# [Excerpted records]
=-=-=
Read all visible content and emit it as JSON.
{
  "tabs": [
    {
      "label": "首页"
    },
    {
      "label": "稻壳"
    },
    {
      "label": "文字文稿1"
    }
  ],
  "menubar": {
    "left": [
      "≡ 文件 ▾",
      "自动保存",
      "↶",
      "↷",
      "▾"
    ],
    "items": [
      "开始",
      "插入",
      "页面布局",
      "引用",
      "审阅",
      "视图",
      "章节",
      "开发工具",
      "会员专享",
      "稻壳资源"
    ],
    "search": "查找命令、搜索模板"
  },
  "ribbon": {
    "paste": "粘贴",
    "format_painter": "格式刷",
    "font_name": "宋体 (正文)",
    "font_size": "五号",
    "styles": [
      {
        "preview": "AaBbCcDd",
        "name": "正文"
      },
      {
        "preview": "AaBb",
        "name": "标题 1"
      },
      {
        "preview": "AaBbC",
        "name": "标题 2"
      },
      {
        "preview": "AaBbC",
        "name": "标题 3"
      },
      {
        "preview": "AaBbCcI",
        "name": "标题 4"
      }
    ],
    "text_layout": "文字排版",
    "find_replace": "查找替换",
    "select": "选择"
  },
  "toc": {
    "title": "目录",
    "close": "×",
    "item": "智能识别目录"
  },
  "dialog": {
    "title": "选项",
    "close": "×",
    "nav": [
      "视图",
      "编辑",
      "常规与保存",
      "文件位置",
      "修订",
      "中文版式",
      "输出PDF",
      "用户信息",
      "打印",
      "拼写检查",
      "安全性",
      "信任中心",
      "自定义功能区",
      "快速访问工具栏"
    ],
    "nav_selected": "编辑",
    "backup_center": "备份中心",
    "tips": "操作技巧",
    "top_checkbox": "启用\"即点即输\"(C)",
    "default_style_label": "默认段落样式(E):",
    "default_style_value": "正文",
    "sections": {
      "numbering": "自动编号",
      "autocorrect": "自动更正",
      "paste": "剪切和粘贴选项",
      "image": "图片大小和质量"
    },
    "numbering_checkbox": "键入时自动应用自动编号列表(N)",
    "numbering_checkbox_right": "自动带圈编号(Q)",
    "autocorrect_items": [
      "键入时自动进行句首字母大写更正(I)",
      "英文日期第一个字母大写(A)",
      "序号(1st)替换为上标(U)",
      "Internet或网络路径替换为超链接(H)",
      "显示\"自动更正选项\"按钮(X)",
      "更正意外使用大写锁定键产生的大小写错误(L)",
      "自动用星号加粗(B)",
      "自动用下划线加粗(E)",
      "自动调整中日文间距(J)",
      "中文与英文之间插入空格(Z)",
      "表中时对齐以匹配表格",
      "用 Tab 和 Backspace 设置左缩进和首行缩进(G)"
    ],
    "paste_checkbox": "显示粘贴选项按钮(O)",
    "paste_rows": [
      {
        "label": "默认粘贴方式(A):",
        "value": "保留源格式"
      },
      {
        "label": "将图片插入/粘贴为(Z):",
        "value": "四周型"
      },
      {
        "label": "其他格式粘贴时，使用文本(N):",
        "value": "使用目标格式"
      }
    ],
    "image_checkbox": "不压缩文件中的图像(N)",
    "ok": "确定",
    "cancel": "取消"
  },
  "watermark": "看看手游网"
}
=-=-=
# [Objective]
Go through the listing above and restate it word for word.

# [Solution for this exercise]
Read all visible content and emit it as JSON.
{
  "tabs": [
    {
      "label": "首页"
    },
    {
      "label": "稻壳"
    },
    {
      "label": "文字文稿1"
    }
  ],
  "menubar": {
    "left": [
      "≡ 文件 ▾",
      "自动保存",
      "↶",
      "↷",
      "▾"
    ],
    "items": [
      "开始",
      "插入",
      "页面布局",
      "引用",
      "审阅",
      "视图",
      "章节",
      "开发工具",
      "会员专享",
      "稻壳资源"
    ],
    "search": "查找命令、搜索模板"
  },
  "ribbon": {
    "paste": "粘贴",
    "format_painter": "格式刷",
    "font_name": "宋体 (正文)",
    "font_size": "五号",
    "styles": [
      {
        "preview": "AaBbCcDd",
        "name": "正文"
      },
      {
        "preview": "AaBb",
        "name": "标题 1"
      },
      {
        "preview": "AaBbC",
        "name": "标题 2"
      },
      {
        "preview": "AaBbC",
        "name": "标题 3"
      },
      {
        "preview": "AaBbCcI",
        "name": "标题 4"
      }
    ],
    "text_layout": "文字排版",
    "find_replace": "查找替换",
    "select": "选择"
  },
  "toc": {
    "title": "目录",
    "close": "×",
    "item": "智能识别目录"
  },
  "dialog": {
    "title": "选项",
    "close": "×",
    "nav": [
      "视图",
      "编辑",
      "常规与保存",
      "文件位置",
      "修订",
      "中文版式",
      "输出PDF",
      "用户信息",
      "打印",
      "拼写检查",
      "安全性",
      "信任中心",
      "自定义功能区",
      "快速访问工具栏"
    ],
    "nav_selected": "编辑",
    "backup_center": "备份中心",
    "tips": "操作技巧",
    "top_checkbox": "启用\"即点即输\"(C)",
    "default_style_label": "默认段落样式(E):",
    "default_style_value": "正文",
    "sections": {
      "numbering": "自动编号",
      "autocorrect": "自动更正",
      "paste": "剪切和粘贴选项",
      "image": "图片大小和质量"
    },
    "numbering_checkbox": "键入时自动应用自动编号列表(N)",
    "numbering_checkbox_right": "自动带圈编号(Q)",
    "autocorrect_items": [
      "键入时自动进行句首字母大写更正(I)",
      "英文日期第一个字母大写(A)",
      "序号(1st)替换为上标(U)",
      "Internet或网络路径替换为超链接(H)",
      "显示\"自动更正选项\"按钮(X)",
      "更正意外使用大写锁定键产生的大小写错误(L)",
      "自动用星号加粗(B)",
      "自动用下划线加粗(E)",
      "自动调整中日文间距(J)",
      "中文与英文之间插入空格(Z)",
      "表中时对齐以匹配表格",
      "用 Tab 和 Backspace 设置左缩进和首行缩进(G)"
    ],
    "paste_checkbox": "显示粘贴选项按钮(O)",
    "paste_rows": [
      {
        "label": "默认粘贴方式(A):",
        "value": "保留源格式"
      },
      {
        "label": "将图片插入/粘贴为(Z):",
        "value": "四周型"
      },
      {
        "label": "其他格式粘贴时，使用文本(N):",
        "value": "使用目标格式"
      }
    ],
    "image_checkbox": "不压缩文件中的图像(N)",
    "ok": "确定",
    "cancel": "取消"
  },
  "watermark": "看看手游网"
}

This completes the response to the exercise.